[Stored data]
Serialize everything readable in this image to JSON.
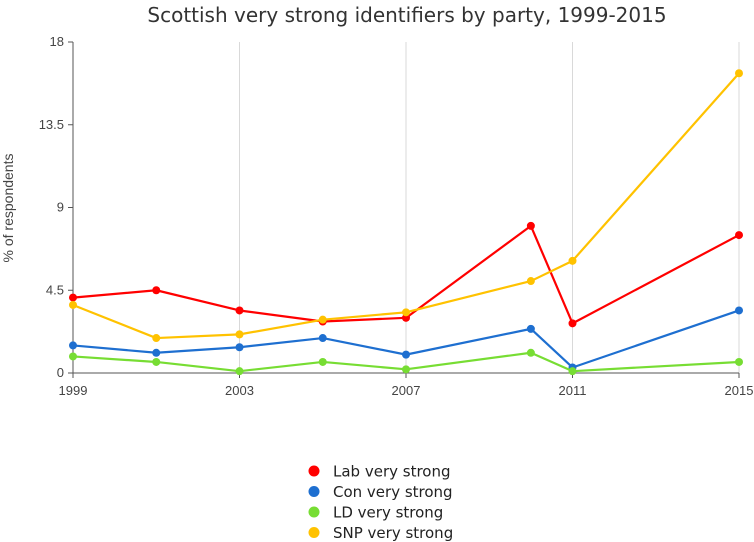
{
  "chart_data": {
    "type": "line",
    "title": "Scottish very strong identifiers by party, 1999-2015",
    "xlabel": "",
    "ylabel": "% of respondents",
    "xlim": [
      1999,
      2015
    ],
    "ylim": [
      0,
      18
    ],
    "x_ticks": [
      "1999",
      "2003",
      "2007",
      "2011",
      "2015"
    ],
    "y_ticks": [
      "0",
      "4.5",
      "9",
      "13.5",
      "18"
    ],
    "grid": "vertical",
    "legend_position": "bottom-center",
    "x": [
      1999,
      2001,
      2003,
      2005,
      2007,
      2010,
      2011,
      2015
    ],
    "series": [
      {
        "name": "Lab very strong",
        "color": "#ff0000",
        "values": [
          4.1,
          4.5,
          3.4,
          2.8,
          3.0,
          8.0,
          2.7,
          7.5
        ]
      },
      {
        "name": "Con very strong",
        "color": "#1e6fd0",
        "values": [
          1.5,
          1.1,
          1.4,
          1.9,
          1.0,
          2.4,
          0.3,
          3.4
        ]
      },
      {
        "name": "LD very strong",
        "color": "#77dd33",
        "values": [
          0.9,
          0.6,
          0.1,
          0.6,
          0.2,
          1.1,
          0.1,
          0.6
        ]
      },
      {
        "name": "SNP very strong",
        "color": "#ffc200",
        "values": [
          3.7,
          1.9,
          2.1,
          2.9,
          3.3,
          5.0,
          6.1,
          16.3
        ]
      }
    ]
  }
}
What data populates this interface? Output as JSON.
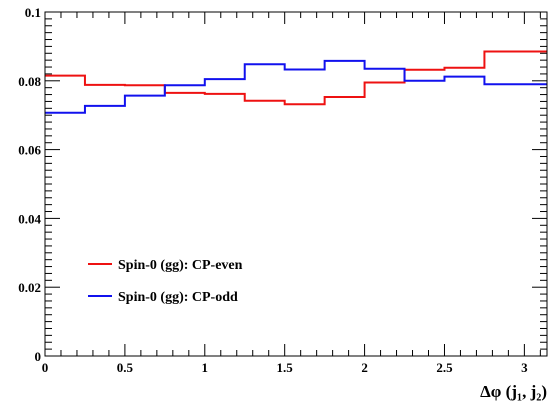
{
  "chart_data": {
    "type": "histogram",
    "x_edges": [
      0,
      0.25,
      0.5,
      0.75,
      1.0,
      1.25,
      1.5,
      1.75,
      2.0,
      2.25,
      2.5,
      2.75,
      3.1416
    ],
    "series": [
      {
        "name": "Spin-0 (gg): CP-even",
        "color": "#ee1111",
        "values": [
          0.0815,
          0.0788,
          0.0787,
          0.0765,
          0.0762,
          0.0742,
          0.0732,
          0.0753,
          0.0795,
          0.0832,
          0.0838,
          0.0885
        ]
      },
      {
        "name": "Spin-0 (gg): CP-odd",
        "color": "#1111ee",
        "values": [
          0.0707,
          0.0727,
          0.0757,
          0.0787,
          0.0805,
          0.0848,
          0.0833,
          0.0858,
          0.0835,
          0.08,
          0.0812,
          0.079
        ]
      }
    ],
    "xlim": [
      0,
      3.1416
    ],
    "ylim": [
      0,
      0.1
    ],
    "x_ticks": [
      {
        "value": 0,
        "label": "0"
      },
      {
        "value": 0.5,
        "label": "0.5"
      },
      {
        "value": 1,
        "label": "1"
      },
      {
        "value": 1.5,
        "label": "1.5"
      },
      {
        "value": 2,
        "label": "2"
      },
      {
        "value": 2.5,
        "label": "2.5"
      },
      {
        "value": 3,
        "label": "3"
      }
    ],
    "y_ticks": [
      {
        "value": 0,
        "label": "0"
      },
      {
        "value": 0.02,
        "label": "0.02"
      },
      {
        "value": 0.04,
        "label": "0.04"
      },
      {
        "value": 0.06,
        "label": "0.06"
      },
      {
        "value": 0.08,
        "label": "0.08"
      },
      {
        "value": 0.1,
        "label": "0.1"
      }
    ],
    "xlabel": "Δφ (j₁, j₂)",
    "ylabel": "",
    "legend_position": "bottom-left",
    "grid": false
  }
}
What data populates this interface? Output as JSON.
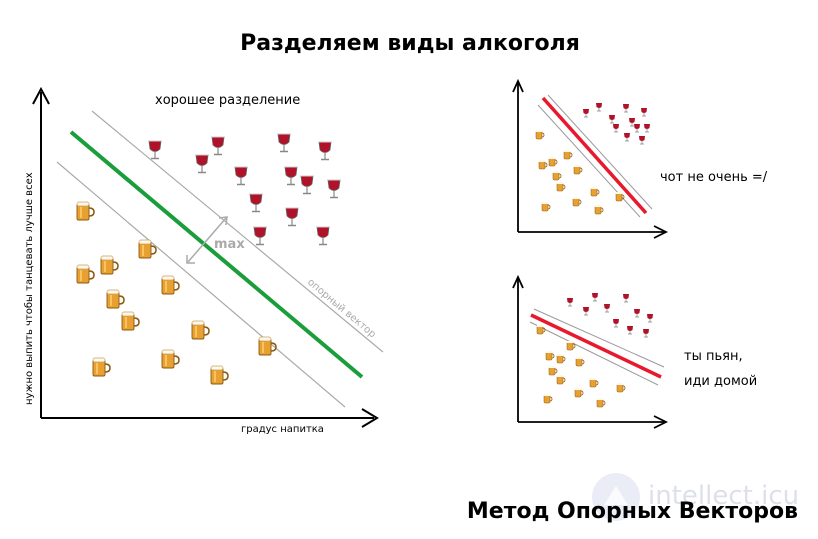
{
  "title": "Разделяем виды алкоголя",
  "main_plot": {
    "good_label": "хорошее разделение",
    "ylabel": "нужно выпить чтобы танцевать лучше всех",
    "xlabel": "градус напитка",
    "margin_label": "max",
    "support_label": "опорный вектор"
  },
  "plot_bad": {
    "caption": "чот не очень =/"
  },
  "plot_drunk": {
    "caption_line1": "ты пьян,",
    "caption_line2": "иди домой"
  },
  "footer": "Метод Опорных Векторов",
  "watermark": "intellect.icu",
  "icons": {
    "wine": "wine-glass-icon",
    "beer": "beer-mug-icon"
  },
  "colors": {
    "good_line": "#1a9e3c",
    "bad_line": "#e8192c",
    "support": "#aaaaaa"
  }
}
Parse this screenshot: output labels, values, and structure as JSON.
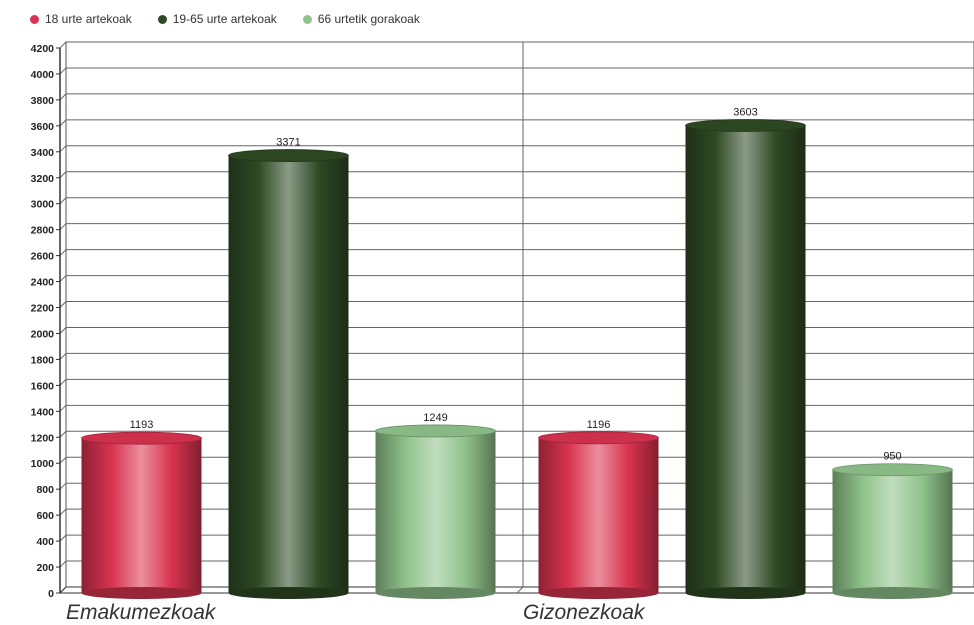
{
  "chart_data": {
    "type": "bar",
    "categories": [
      "Emakumezkoak",
      "Gizonezkoak"
    ],
    "series": [
      {
        "name": "18 urte artekoak",
        "color": "#d8334f",
        "values": [
          1193,
          1196
        ]
      },
      {
        "name": "19-65 urte artekoak",
        "color": "#2e4a24",
        "values": [
          3371,
          3603
        ]
      },
      {
        "name": "66 urtetik gorakoak",
        "color": "#8fc28a",
        "values": [
          1249,
          950
        ]
      }
    ],
    "value_labels": [
      [
        "1193",
        "1196"
      ],
      [
        "3371",
        "3603"
      ],
      [
        "1249",
        "950"
      ]
    ],
    "ylim": [
      0,
      4200
    ],
    "yticks": [
      0,
      200,
      400,
      600,
      800,
      1000,
      1200,
      1400,
      1600,
      1800,
      2000,
      2200,
      2400,
      2600,
      2800,
      3000,
      3200,
      3400,
      3600,
      3800,
      4000,
      4200
    ],
    "grid": true,
    "legend_position": "top-left"
  }
}
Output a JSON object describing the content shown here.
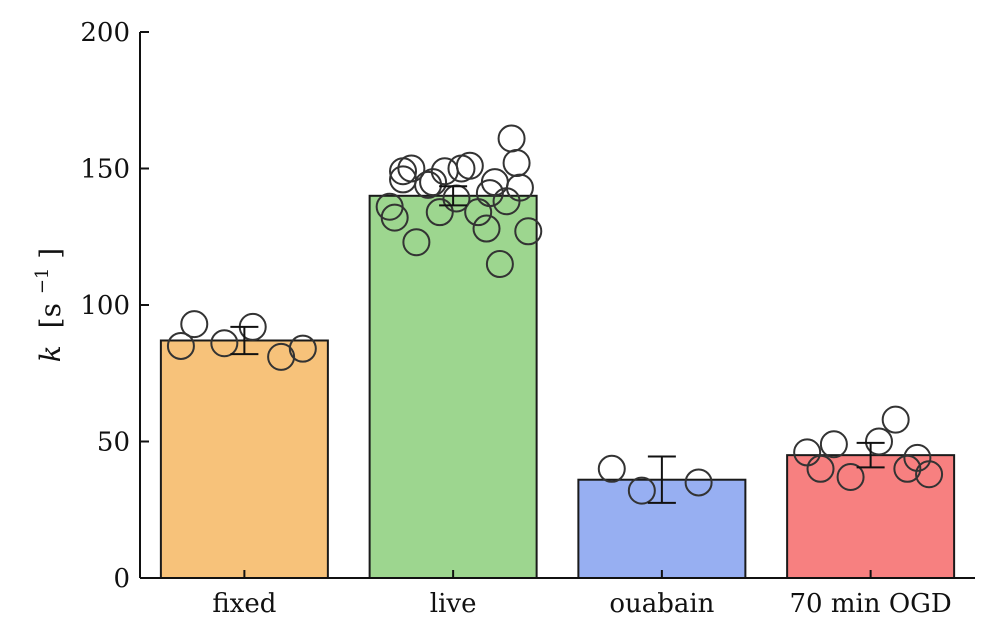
{
  "chart_data": {
    "type": "bar",
    "title": "",
    "xlabel": "",
    "ylabel": {
      "var": "k",
      "unit": "[s",
      "exp": "−1",
      "close": "]"
    },
    "ylim": [
      0,
      200
    ],
    "yticks": [
      0,
      50,
      100,
      150,
      200
    ],
    "grid": false,
    "categories": [
      "fixed",
      "live",
      "ouabain",
      "70 min OGD"
    ],
    "values": [
      87,
      140,
      36,
      45
    ],
    "errors": [
      5,
      3.5,
      8.5,
      4.5
    ],
    "colors": [
      "#f7c27a",
      "#9dd68f",
      "#97aff2",
      "#f78080"
    ],
    "points": [
      [
        93,
        86,
        81,
        92,
        84,
        85
      ],
      [
        149,
        145,
        141,
        150,
        161,
        136,
        134,
        123,
        115,
        149,
        143,
        146,
        151,
        138,
        144,
        128,
        132,
        139,
        145,
        150,
        152,
        134,
        127
      ],
      [
        40,
        32,
        35
      ],
      [
        40,
        37,
        40,
        50,
        38,
        46,
        58,
        49,
        44
      ]
    ]
  }
}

=== The task ===
The data above should be repeated exactly, minus any pictures.

=== Completed exercise ===
Serialize everything readable in this image to JSON.
{
  "chart_data": {
    "type": "line",
    "title": "Scottish very strong identifiers by party, 1999-2015",
    "xlabel": "",
    "ylabel": "% of respondents",
    "xlim": [
      1999,
      2015
    ],
    "ylim": [
      0,
      18
    ],
    "x_ticks": [
      "1999",
      "2003",
      "2007",
      "2011",
      "2015"
    ],
    "y_ticks": [
      "0",
      "4.5",
      "9",
      "13.5",
      "18"
    ],
    "grid": "vertical",
    "legend_position": "bottom-center",
    "x": [
      1999,
      2001,
      2003,
      2005,
      2007,
      2010,
      2011,
      2015
    ],
    "series": [
      {
        "name": "Lab very strong",
        "color": "#ff0000",
        "values": [
          4.1,
          4.5,
          3.4,
          2.8,
          3.0,
          8.0,
          2.7,
          7.5
        ]
      },
      {
        "name": "Con very strong",
        "color": "#1e6fd0",
        "values": [
          1.5,
          1.1,
          1.4,
          1.9,
          1.0,
          2.4,
          0.3,
          3.4
        ]
      },
      {
        "name": "LD very strong",
        "color": "#77dd33",
        "values": [
          0.9,
          0.6,
          0.1,
          0.6,
          0.2,
          1.1,
          0.1,
          0.6
        ]
      },
      {
        "name": "SNP very strong",
        "color": "#ffc200",
        "values": [
          3.7,
          1.9,
          2.1,
          2.9,
          3.3,
          5.0,
          6.1,
          16.3
        ]
      }
    ]
  }
}
What data populates this interface? Output as JSON.
{
  "chart_data": {
    "type": "histogram",
    "x_edges": [
      0,
      0.25,
      0.5,
      0.75,
      1.0,
      1.25,
      1.5,
      1.75,
      2.0,
      2.25,
      2.5,
      2.75,
      3.1416
    ],
    "series": [
      {
        "name": "Spin-0 (gg): CP-even",
        "color": "#ee1111",
        "values": [
          0.0815,
          0.0788,
          0.0787,
          0.0765,
          0.0762,
          0.0742,
          0.0732,
          0.0753,
          0.0795,
          0.0832,
          0.0838,
          0.0885
        ]
      },
      {
        "name": "Spin-0 (gg): CP-odd",
        "color": "#1111ee",
        "values": [
          0.0707,
          0.0727,
          0.0757,
          0.0787,
          0.0805,
          0.0848,
          0.0833,
          0.0858,
          0.0835,
          0.08,
          0.0812,
          0.079
        ]
      }
    ],
    "xlim": [
      0,
      3.1416
    ],
    "ylim": [
      0,
      0.1
    ],
    "x_ticks": [
      {
        "value": 0,
        "label": "0"
      },
      {
        "value": 0.5,
        "label": "0.5"
      },
      {
        "value": 1,
        "label": "1"
      },
      {
        "value": 1.5,
        "label": "1.5"
      },
      {
        "value": 2,
        "label": "2"
      },
      {
        "value": 2.5,
        "label": "2.5"
      },
      {
        "value": 3,
        "label": "3"
      }
    ],
    "y_ticks": [
      {
        "value": 0,
        "label": "0"
      },
      {
        "value": 0.02,
        "label": "0.02"
      },
      {
        "value": 0.04,
        "label": "0.04"
      },
      {
        "value": 0.06,
        "label": "0.06"
      },
      {
        "value": 0.08,
        "label": "0.08"
      },
      {
        "value": 0.1,
        "label": "0.1"
      }
    ],
    "xlabel": "Δφ (j₁, j₂)",
    "ylabel": "",
    "legend_position": "bottom-left",
    "grid": false
  }
}
What data populates this interface? Output as JSON.
{
  "title": "Разделяем виды алкоголя",
  "main_plot": {
    "good_label": "хорошее разделение",
    "ylabel": "нужно выпить чтобы танцевать лучше всех",
    "xlabel": "градус напитка",
    "margin_label": "max",
    "support_label": "опорный вектор"
  },
  "plot_bad": {
    "caption": "чот не очень =/"
  },
  "plot_drunk": {
    "caption_line1": "ты пьян,",
    "caption_line2": "иди домой"
  },
  "footer": "Метод Опорных Векторов",
  "watermark": "intellect.icu",
  "icons": {
    "wine": "wine-glass-icon",
    "beer": "beer-mug-icon"
  },
  "colors": {
    "good_line": "#1a9e3c",
    "bad_line": "#e8192c",
    "support": "#aaaaaa"
  }
}
Parse this screenshot: output labels, values, and structure as JSON.
{
  "chart_data": {
    "type": "bar",
    "categories": [
      "Emakumezkoak",
      "Gizonezkoak"
    ],
    "series": [
      {
        "name": "18 urte artekoak",
        "color": "#d8334f",
        "values": [
          1193,
          1196
        ]
      },
      {
        "name": "19-65 urte artekoak",
        "color": "#2e4a24",
        "values": [
          3371,
          3603
        ]
      },
      {
        "name": "66 urtetik gorakoak",
        "color": "#8fc28a",
        "values": [
          1249,
          950
        ]
      }
    ],
    "value_labels": [
      [
        "1193",
        "1196"
      ],
      [
        "3371",
        "3603"
      ],
      [
        "1249",
        "950"
      ]
    ],
    "ylim": [
      0,
      4200
    ],
    "yticks": [
      0,
      200,
      400,
      600,
      800,
      1000,
      1200,
      1400,
      1600,
      1800,
      2000,
      2200,
      2400,
      2600,
      2800,
      3000,
      3200,
      3400,
      3600,
      3800,
      4000,
      4200
    ],
    "grid": true,
    "legend_position": "top-left"
  }
}
Output a JSON object describing the content shown here.
{
  "chart_data": {
    "type": "bar",
    "title": "",
    "xlabel": "",
    "ylabel": {
      "var": "k",
      "unit": "[s",
      "exp": "−1",
      "close": "]"
    },
    "ylim": [
      0,
      200
    ],
    "yticks": [
      0,
      50,
      100,
      150,
      200
    ],
    "grid": false,
    "categories": [
      "fixed",
      "live",
      "ouabain",
      "70 min OGD"
    ],
    "values": [
      87,
      140,
      36,
      45
    ],
    "errors": [
      5,
      3.5,
      8.5,
      4.5
    ],
    "colors": [
      "#f7c27a",
      "#9dd68f",
      "#97aff2",
      "#f78080"
    ],
    "points": [
      [
        93,
        86,
        81,
        92,
        84,
        85
      ],
      [
        149,
        145,
        141,
        150,
        161,
        136,
        134,
        123,
        115,
        149,
        143,
        146,
        151,
        138,
        144,
        128,
        132,
        139,
        145,
        150,
        152,
        134,
        127
      ],
      [
        40,
        32,
        35
      ],
      [
        40,
        37,
        40,
        50,
        38,
        46,
        58,
        49,
        44
      ]
    ]
  }
}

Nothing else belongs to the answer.